**Goal:**
Count every line in the data below where "price" occurs, then state that number and nothing more.

■ ■ ■ ■

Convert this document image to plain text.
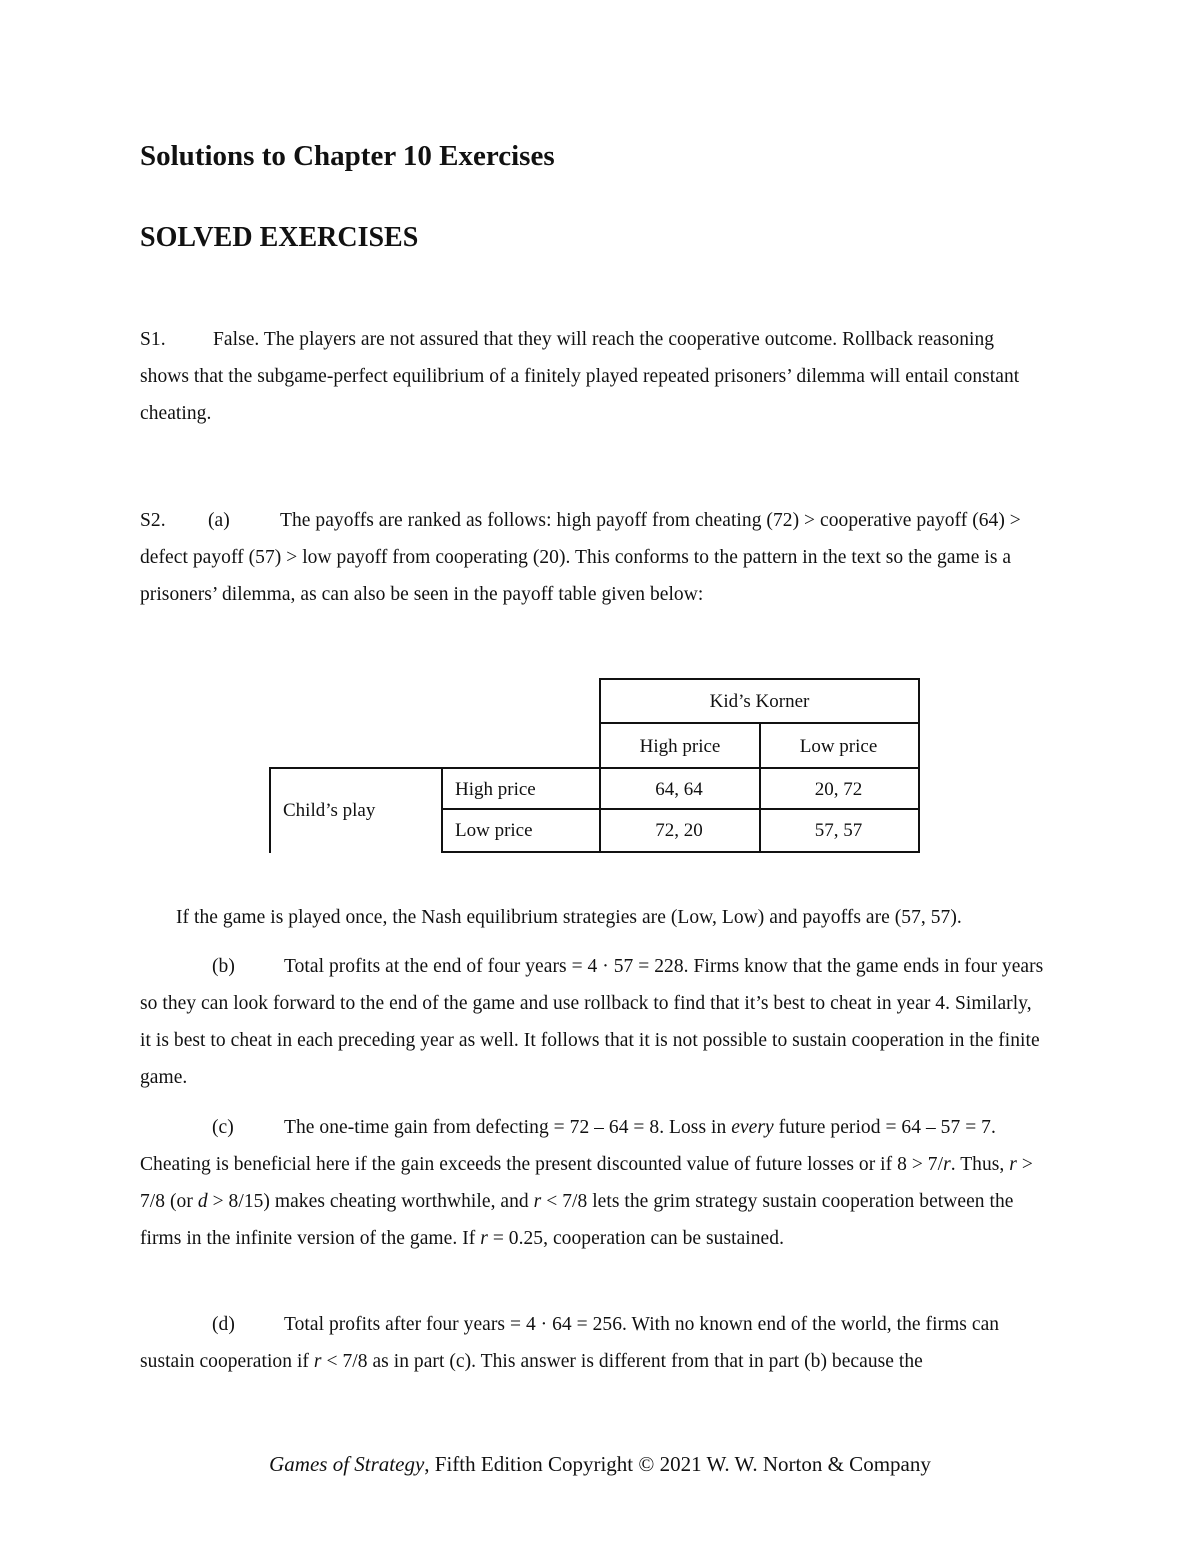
Solutions to Chapter 10 Exercises
SOLVED EXERCISES
S1. False. The players are not assured that they will reach the cooperative outcome. Rollback reasoning shows that the subgame-perfect equilibrium of a finitely played repeated prisoners’ dilemma will entail constant cheating.
S2. (a)	The payoffs are ranked as follows: high payoff from cheating (72) > cooperative payoff (64) > defect payoff (57) > low payoff from cooperating (20). This conforms to the pattern in the text so the game is a prisoners’ dilemma, as can also be seen in the payoff table given below:
Kid’s Korner
High price	Low price
Child’s play
High price	64, 64	20, 72
Low price	72, 20	57, 57

If the game is played once, the Nash equilibrium strategies are (Low, Low) and payoffs are (57, 57).

(b)	Total profits at the end of four years = 4 · 57 = 228. Firms know that the game ends in four years so they can look forward to the end of the game and use rollback to find that it’s best to cheat in year 4. Similarly, it is best to cheat in each preceding year as well. It follows that it is not possible to sustain cooperation in the finite game.

(c)	The one-time gain from defecting = 72 – 64 = 8. Loss in every future period = 64 – 57 = 7. Cheating is beneficial here if the gain exceeds the present discounted value of future losses or if 8 > 7/r. Thus, r > 7/8 (or d > 8/15) makes cheating worthwhile, and r < 7/8 lets the grim strategy sustain cooperation between the firms in the infinite version of the game. If r = 0.25, cooperation can be sustained.

(d)	Total profits after four years = 4 · 64 = 256. With no known end of the world, the firms can sustain cooperation if r < 7/8 as in part (c). This answer is different from that in part (b) because the

Games of Strategy, Fifth Edition Copyright © 2021 W. W. Norton & Company
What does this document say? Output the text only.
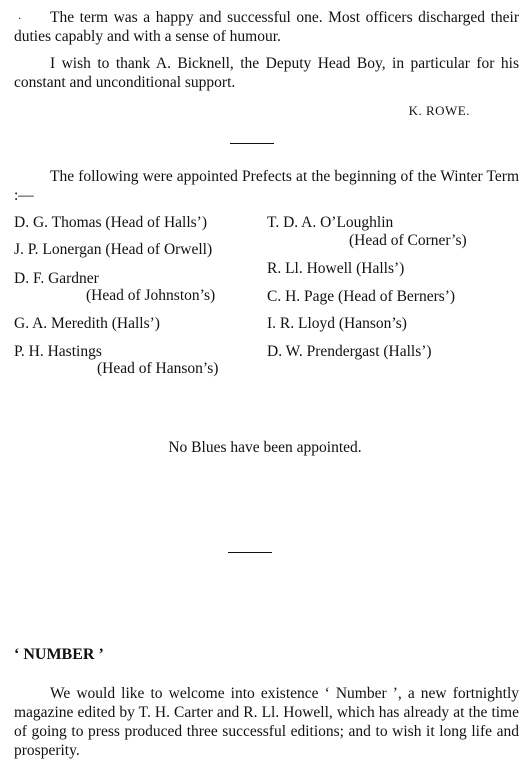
·	The term was a happy and successful one. Most officers discharged their duties capably and with a sense of humour.
I wish to thank A. Bicknell, the Deputy Head Boy, in particular for his constant and unconditional support.
K. ROWE.
The following were appointed Prefects at the beginning of the Winter Term :—
D. G. Thomas (Head of Halls’)
J. P. Lonergan (Head of Orwell)
D. F. Gardner
(Head of Johnston’s)
G. A. Meredith (Halls’)
P. H. Hastings
(Head of Hanson’s)
T. D. A. O’Loughlin
(Head of Corner’s)
R. Ll. Howell (Halls’)
C. H. Page (Head of Berners’)
I. R. Lloyd (Hanson’s)
D. W. Prendergast (Halls’)
No Blues have been appointed.
‘ NUMBER ’
We would like to welcome into existence ‘ Number ’, a new fortnightly magazine edited by T. H. Carter and R. Ll. Howell, which has already at the time of going to press produced three successful editions; and to wish it long life and prosperity.
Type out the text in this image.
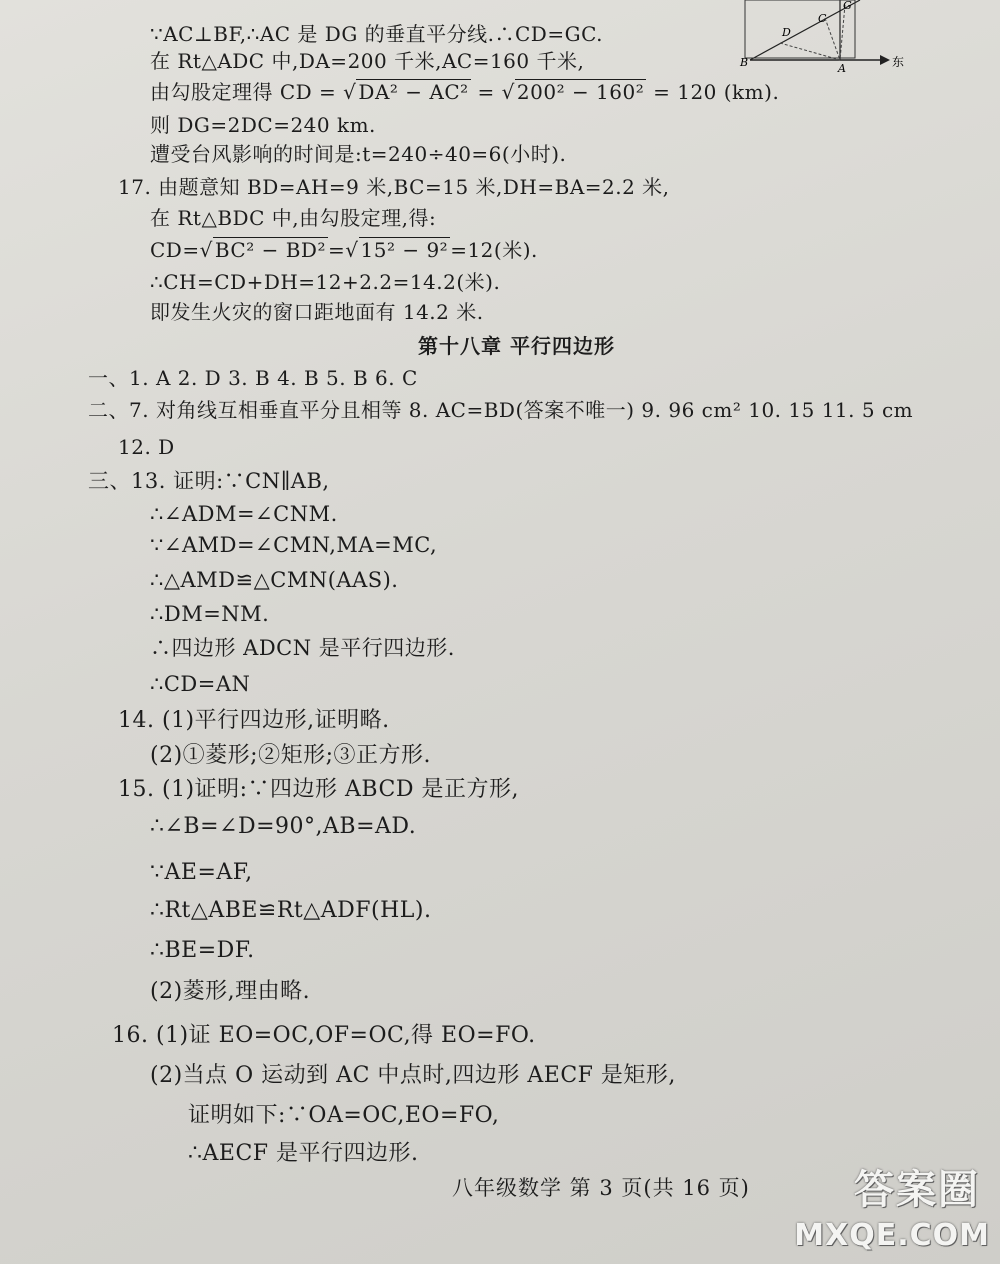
B
D
C
G
A	东
∵AC⊥BF,∴AC 是 DG 的垂直平分线.∴CD=GC.
在 Rt△ADC 中,DA=200 千米,AC=160 千米,
由勾股定理得 CD = √ DA² − AC² = √ 200² − 160² = 120 (km).
则 DG=2DC=240 km.
遭受台风影响的时间是:t=240÷40=6(小时).
17. 由题意知 BD=AH=9 米,BC=15 米,DH=BA=2.2 米,
在 Rt△BDC 中,由勾股定理,得:
CD=√ BC² − BD² =√ 15² − 9² =12(米).
∴CH=CD+DH=12+2.2=14.2(米).
即发生火灾的窗口距地面有 14.2 米.
第十八章 平行四边形
一、1. A 2. D 3. B 4. B 5. B 6. C
二、7. 对角线互相垂直平分且相等 8. AC=BD(答案不唯一) 9. 96 cm² 10. 15 11. 5 cm
12. D
三、13. 证明:∵CN∥AB,
∴∠ADM=∠CNM.
∵∠AMD=∠CMN,MA=MC,
∴△AMD≌△CMN(AAS).
∴DM=NM.
∴四边形 ADCN 是平行四边形.
∴CD=AN
14. (1)平行四边形,证明略.
(2)①菱形;②矩形;③正方形.
15. (1)证明:∵四边形 ABCD 是正方形,
∴∠B=∠D=90°,AB=AD.
∵AE=AF,
∴Rt△ABE≌Rt△ADF(HL).
∴BE=DF.
(2)菱形,理由略.
16. (1)证 EO=OC,OF=OC,得 EO=FO.
(2)当点 O 运动到 AC 中点时,四边形 AECF 是矩形,
证明如下:∵OA=OC,EO=FO,
∴AECF 是平行四边形.
八年级数学 第 3 页(共 16 页)	答案圈
MXQE.COM
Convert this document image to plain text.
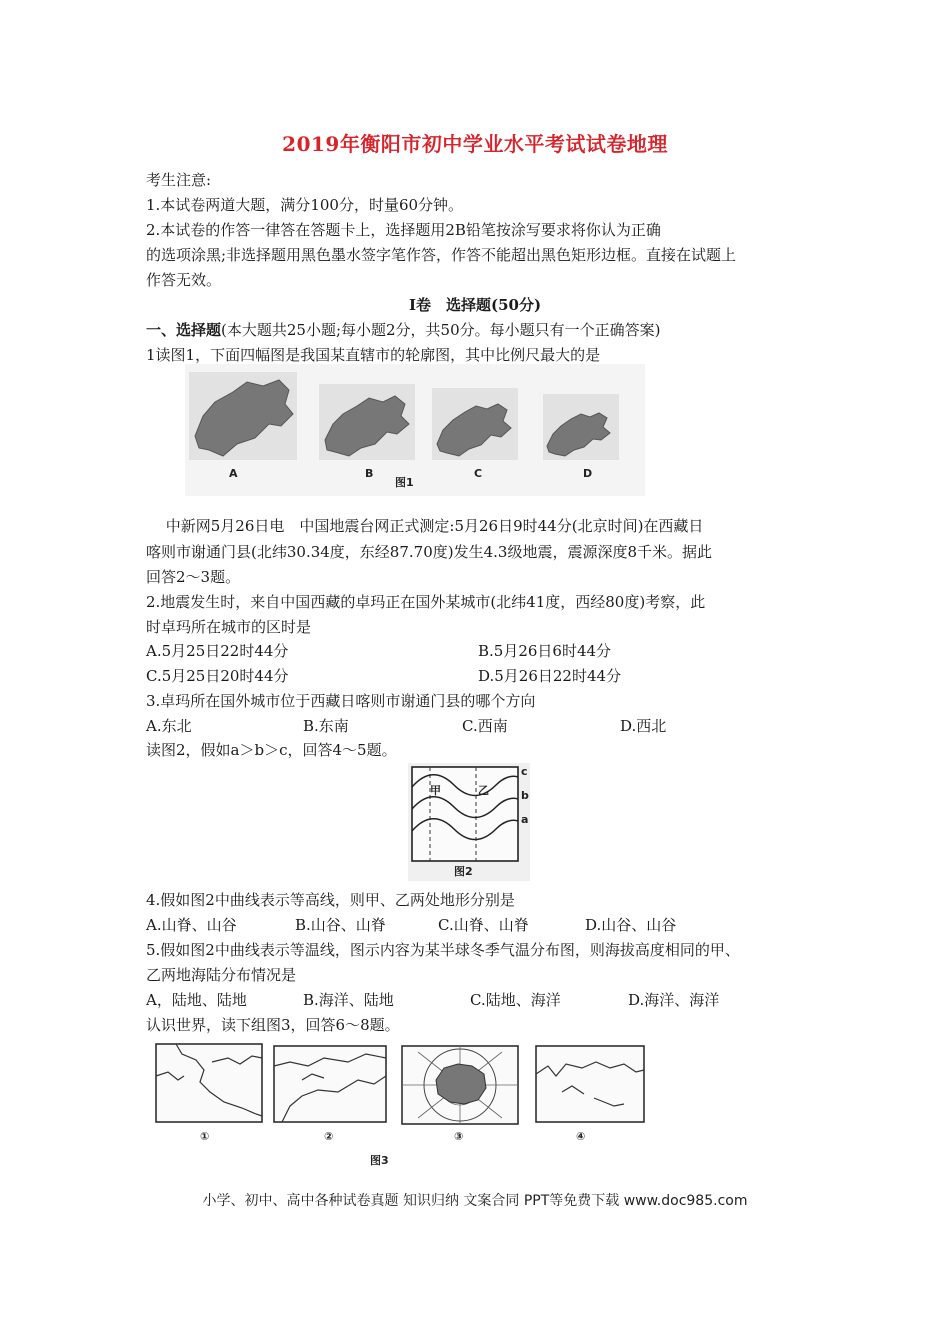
2019年衡阳市初中学业水平考试试卷地理
考生注意:
1.本试卷两道大题，满分100分，时量60分钟。
2.本试卷的作答一律答在答题卡上，选择题用2B铅笔按涂写要求将你认为正确
的选项涂黑;非选择题用黑色墨水签字笔作答，作答不能超出黑色矩形边框。直接在试题上
作答无效。
Ⅰ卷　选择题(50分)
一、选择题(本大题共25小题;每小题2分，共50分。每小题只有一个正确答案)
1读图1，下面四幅图是我国某直辖市的轮廓图，其中比例尺最大的是
A	B	C	D
图1
　 中新网5月26日电　中国地震台网正式测定:5月26日9时44分(北京时间)在西藏日
喀则市谢通门县(北纬30.34度，东经87.70度)发生4.3级地震，震源深度8千米。据此
回答2～3题。
2.地震发生时，来自中国西藏的卓玛正在国外某城市(北纬41度，西经80度)考察，此
时卓玛所在城市的区时是
A.5月25日22时44分	B.5月26日6时44分
C.5月25日20时44分	D.5月26日22时44分
3.卓玛所在国外城市位于西藏日喀则市谢通门县的哪个方向
A.东北	B.东南	C.西南	D.西北
读图2，假如a＞b＞c，回答4～5题。
甲	乙
c
b
a
图2
4.假如图2中曲线表示等高线，则甲、乙两处地形分别是
A.山脊、山谷	B.山谷、山脊	C.山脊、山脊	D.山谷、山谷
5.假如图2中曲线表示等温线，图示内容为某半球冬季气温分布图，则海拔高度相同的甲、
乙两地海陆分布情况是
A，陆地、陆地	B.海洋、陆地	C.陆地、海洋	D.海洋、海洋
认识世界，读下组图3，回答6～8题。
①	②	③	④
图3
小学、初中、高中各种试卷真题 知识归纳 文案合同 PPT等免费下载 www.doc985.com
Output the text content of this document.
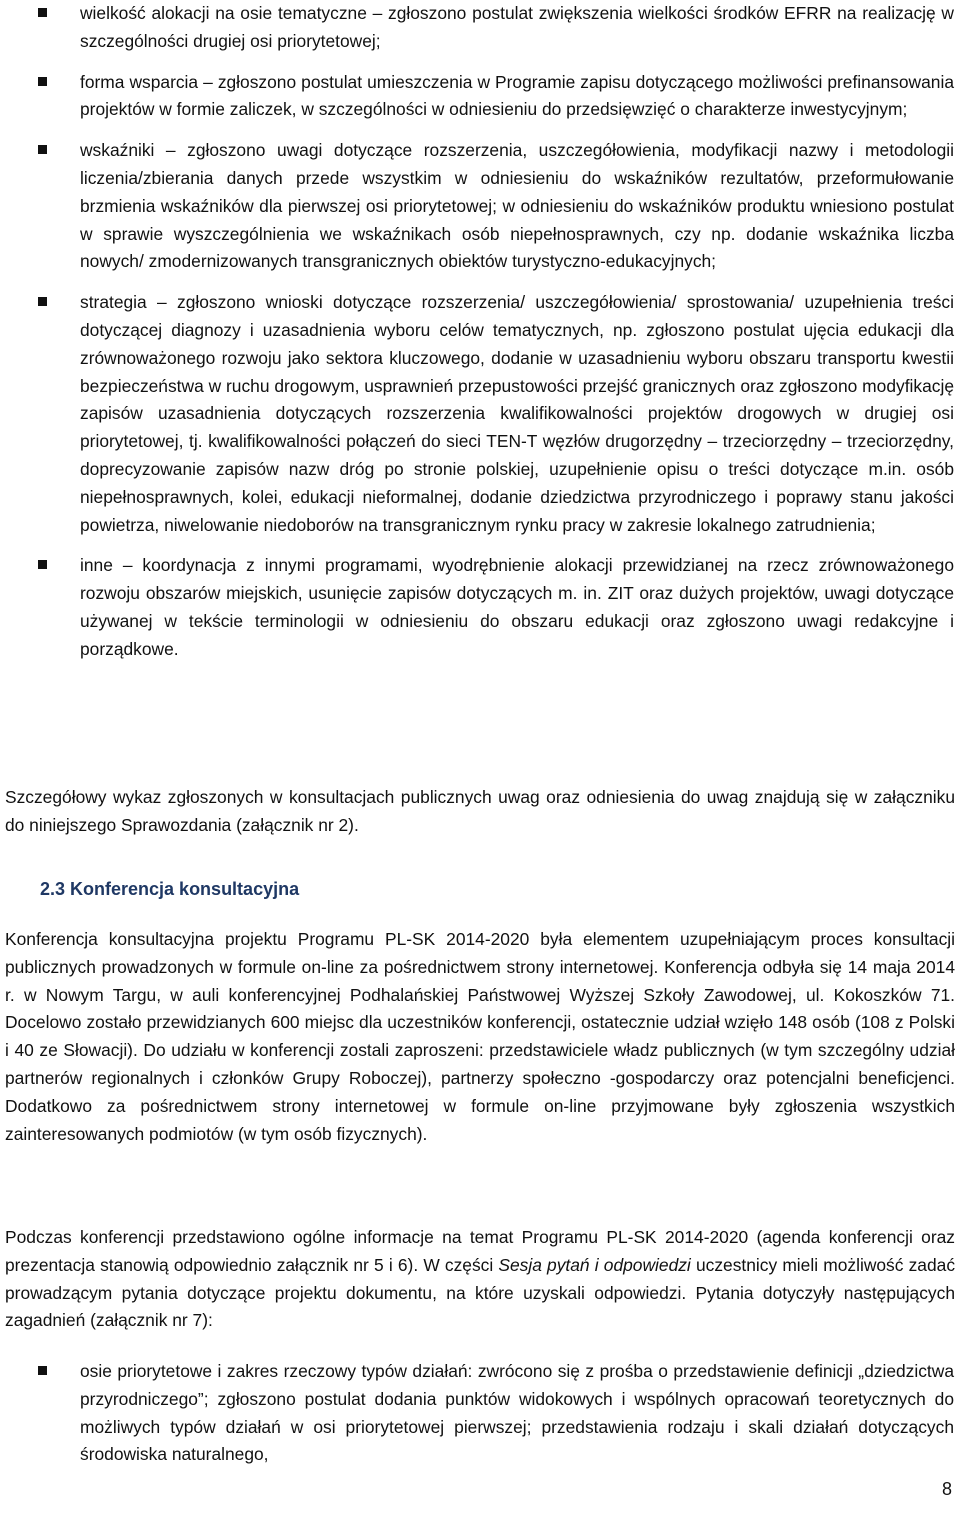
wielkość alokacji na osie tematyczne – zgłoszono postulat zwiększenia wielkości środków EFRR na realizację w szczególności drugiej osi priorytetowej;
forma wsparcia – zgłoszono postulat umieszczenia w Programie zapisu dotyczącego możliwości prefinansowania projektów w formie zaliczek, w szczególności w odniesieniu do przedsięwzięć o charakterze inwestycyjnym;
wskaźniki – zgłoszono uwagi dotyczące rozszerzenia, uszczegółowienia, modyfikacji nazwy i metodologii liczenia/zbierania danych przede wszystkim w odniesieniu do wskaźników rezultatów, przeformułowanie brzmienia wskaźników dla pierwszej osi priorytetowej; w odniesieniu do wskaźników produktu wniesiono postulat w sprawie wyszczególnienia we wskaźnikach osób niepełnosprawnych, czy np. dodanie wskaźnika liczba nowych/ zmodernizowanych transgranicznych obiektów turystyczno-edukacyjnych;
strategia – zgłoszono wnioski dotyczące rozszerzenia/ uszczegółowienia/ sprostowania/ uzupełnienia treści dotyczącej diagnozy i uzasadnienia wyboru celów tematycznych, np. zgłoszono postulat ujęcia edukacji dla zrównoważonego rozwoju jako sektora kluczowego, dodanie w uzasadnieniu wyboru obszaru transportu kwestii bezpieczeństwa w ruchu drogowym, usprawnień przepustowości przejść granicznych oraz zgłoszono modyfikację zapisów uzasadnienia dotyczących rozszerzenia kwalifikowalności projektów drogowych w drugiej osi priorytetowej, tj. kwalifikowalności połączeń do sieci TEN-T węzłów drugorzędny – trzeciorzędny – trzeciorzędny, doprecyzowanie zapisów nazw dróg po stronie polskiej, uzupełnienie opisu o treści dotyczące m.in. osób niepełnosprawnych, kolei, edukacji nieformalnej, dodanie dziedzictwa przyrodniczego i poprawy stanu jakości powietrza, niwelowanie niedoborów na transgranicznym rynku pracy w zakresie lokalnego zatrudnienia;
inne – koordynacja z innymi programami, wyodrębnienie alokacji przewidzianej na rzecz zrównoważonego rozwoju obszarów miejskich, usunięcie zapisów dotyczących m. in. ZIT oraz dużych projektów, uwagi dotyczące używanej w tekście terminologii w odniesieniu do obszaru edukacji oraz zgłoszono uwagi redakcyjne i porządkowe.

Szczegółowy wykaz zgłoszonych w konsultacjach publicznych uwag oraz odniesienia do uwag znajdują się w załączniku do niniejszego Sprawozdania (załącznik nr 2).

2.3 Konferencja konsultacyjna

Konferencja konsultacyjna projektu Programu PL-SK 2014-2020 była elementem uzupełniającym proces konsultacji publicznych prowadzonych w formule on-line za pośrednictwem strony internetowej. Konferencja odbyła się 14 maja 2014 r. w Nowym Targu, w auli konferencyjnej Podhalańskiej Państwowej Wyższej Szkoły Zawodowej, ul. Kokoszków 71. Docelowo zostało przewidzianych 600 miejsc dla uczestników konferencji, ostatecznie udział wzięło 148 osób (108 z Polski i 40 ze Słowacji). Do udziału w konferencji zostali zaproszeni: przedstawiciele władz publicznych (w tym szczególny udział partnerów regionalnych i członków Grupy Roboczej), partnerzy społeczno -gospodarczy oraz potencjalni beneficjenci. Dodatkowo za pośrednictwem strony internetowej w formule on-line przyjmowane były zgłoszenia wszystkich zainteresowanych podmiotów (w tym osób fizycznych).

Podczas konferencji przedstawiono ogólne informacje na temat Programu PL-SK 2014-2020 (agenda konferencji oraz prezentacja stanowią odpowiednio załącznik nr 5 i 6). W części Sesja pytań i odpowiedzi uczestnicy mieli możliwość zadać prowadzącym pytania dotyczące projektu dokumentu, na które uzyskali odpowiedzi. Pytania dotyczyły następujących zagadnień (załącznik nr 7):

osie priorytetowe i zakres rzeczowy typów działań: zwrócono się z prośba o przedstawienie definicji „dziedzictwa przyrodniczego”; zgłoszono postulat dodania punktów widokowych i wspólnych opracowań teoretycznych do możliwych typów działań w osi priorytetowej pierwszej; przedstawienia rodzaju i skali działań dotyczących środowiska naturalnego,

8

■ ■ ■ ■

**Result of the exercise:**
3